Material for this exercise |
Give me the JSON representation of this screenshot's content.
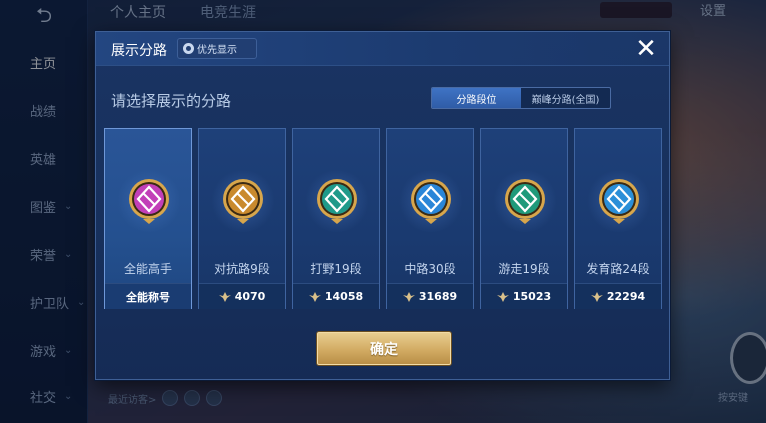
{
  "background": {
    "back_glyph": "⮌",
    "top_tabs": [
      "个人主页",
      "电竞生涯"
    ],
    "settings_label": "设置",
    "sidebar": {
      "items": [
        {
          "label": "主页",
          "active": true,
          "expandable": false
        },
        {
          "label": "战绩",
          "active": false,
          "expandable": false
        },
        {
          "label": "英雄",
          "active": false,
          "expandable": false
        },
        {
          "label": "图鉴",
          "active": false,
          "expandable": true
        },
        {
          "label": "荣誉",
          "active": false,
          "expandable": true
        },
        {
          "label": "护卫队",
          "active": false,
          "expandable": true
        },
        {
          "label": "游戏",
          "active": false,
          "expandable": true
        },
        {
          "label": "社交",
          "active": false,
          "expandable": true
        }
      ]
    },
    "recent_visitors_label": "最近访客>",
    "right_button_label": "按安键"
  },
  "dialog": {
    "title": "展示分路",
    "priority_chip_label": "优先显示",
    "close_glyph": "✕",
    "subtitle": "请选择展示的分路",
    "tabs": [
      {
        "label": "分路段位",
        "active": true
      },
      {
        "label": "巅峰分路(全国)",
        "active": false
      }
    ],
    "lanes": [
      {
        "name": "全能高手",
        "footer": "全能称号",
        "has_score_icon": false,
        "selected": true,
        "emblem_color": "#c23fb8",
        "icon": "all-round-emblem-icon"
      },
      {
        "name": "对抗路9段",
        "footer": "4070",
        "has_score_icon": true,
        "selected": false,
        "emblem_color": "#c98a2e",
        "icon": "clash-lane-emblem-icon"
      },
      {
        "name": "打野19段",
        "footer": "14058",
        "has_score_icon": true,
        "selected": false,
        "emblem_color": "#1f9a8a",
        "icon": "jungle-emblem-icon"
      },
      {
        "name": "中路30段",
        "footer": "31689",
        "has_score_icon": true,
        "selected": false,
        "emblem_color": "#2a86d8",
        "icon": "mid-lane-emblem-icon"
      },
      {
        "name": "游走19段",
        "footer": "15023",
        "has_score_icon": true,
        "selected": false,
        "emblem_color": "#1f9a7a",
        "icon": "roam-emblem-icon"
      },
      {
        "name": "发育路24段",
        "footer": "22294",
        "has_score_icon": true,
        "selected": false,
        "emblem_color": "#2b8fd8",
        "icon": "farm-lane-emblem-icon"
      }
    ],
    "confirm_label": "确定",
    "colors": {
      "gold_ring": "#d7a64c",
      "confirm_gold": "#d2ab63",
      "accent_blue": "#3f73c4"
    }
  }
}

The task |
Set each line of the records down exactly, leaving every picture out.

Answer for this exercise |
Give me the JSON representation of this screenshot's content.
{
  "background": {
    "back_glyph": "⮌",
    "top_tabs": [
      "个人主页",
      "电竞生涯"
    ],
    "settings_label": "设置",
    "sidebar": {
      "items": [
        {
          "label": "主页",
          "active": true,
          "expandable": false
        },
        {
          "label": "战绩",
          "active": false,
          "expandable": false
        },
        {
          "label": "英雄",
          "active": false,
          "expandable": false
        },
        {
          "label": "图鉴",
          "active": false,
          "expandable": true
        },
        {
          "label": "荣誉",
          "active": false,
          "expandable": true
        },
        {
          "label": "护卫队",
          "active": false,
          "expandable": true
        },
        {
          "label": "游戏",
          "active": false,
          "expandable": true
        },
        {
          "label": "社交",
          "active": false,
          "expandable": true
        }
      ]
    },
    "recent_visitors_label": "最近访客>",
    "right_button_label": "按安键"
  },
  "dialog": {
    "title": "展示分路",
    "priority_chip_label": "优先显示",
    "close_glyph": "✕",
    "subtitle": "请选择展示的分路",
    "tabs": [
      {
        "label": "分路段位",
        "active": true
      },
      {
        "label": "巅峰分路(全国)",
        "active": false
      }
    ],
    "lanes": [
      {
        "name": "全能高手",
        "footer": "全能称号",
        "has_score_icon": false,
        "selected": true,
        "emblem_color": "#c23fb8",
        "icon": "all-round-emblem-icon"
      },
      {
        "name": "对抗路9段",
        "footer": "4070",
        "has_score_icon": true,
        "selected": false,
        "emblem_color": "#c98a2e",
        "icon": "clash-lane-emblem-icon"
      },
      {
        "name": "打野19段",
        "footer": "14058",
        "has_score_icon": true,
        "selected": false,
        "emblem_color": "#1f9a8a",
        "icon": "jungle-emblem-icon"
      },
      {
        "name": "中路30段",
        "footer": "31689",
        "has_score_icon": true,
        "selected": false,
        "emblem_color": "#2a86d8",
        "icon": "mid-lane-emblem-icon"
      },
      {
        "name": "游走19段",
        "footer": "15023",
        "has_score_icon": true,
        "selected": false,
        "emblem_color": "#1f9a7a",
        "icon": "roam-emblem-icon"
      },
      {
        "name": "发育路24段",
        "footer": "22294",
        "has_score_icon": true,
        "selected": false,
        "emblem_color": "#2b8fd8",
        "icon": "farm-lane-emblem-icon"
      }
    ],
    "confirm_label": "确定",
    "colors": {
      "gold_ring": "#d7a64c",
      "confirm_gold": "#d2ab63",
      "accent_blue": "#3f73c4"
    }
  }
}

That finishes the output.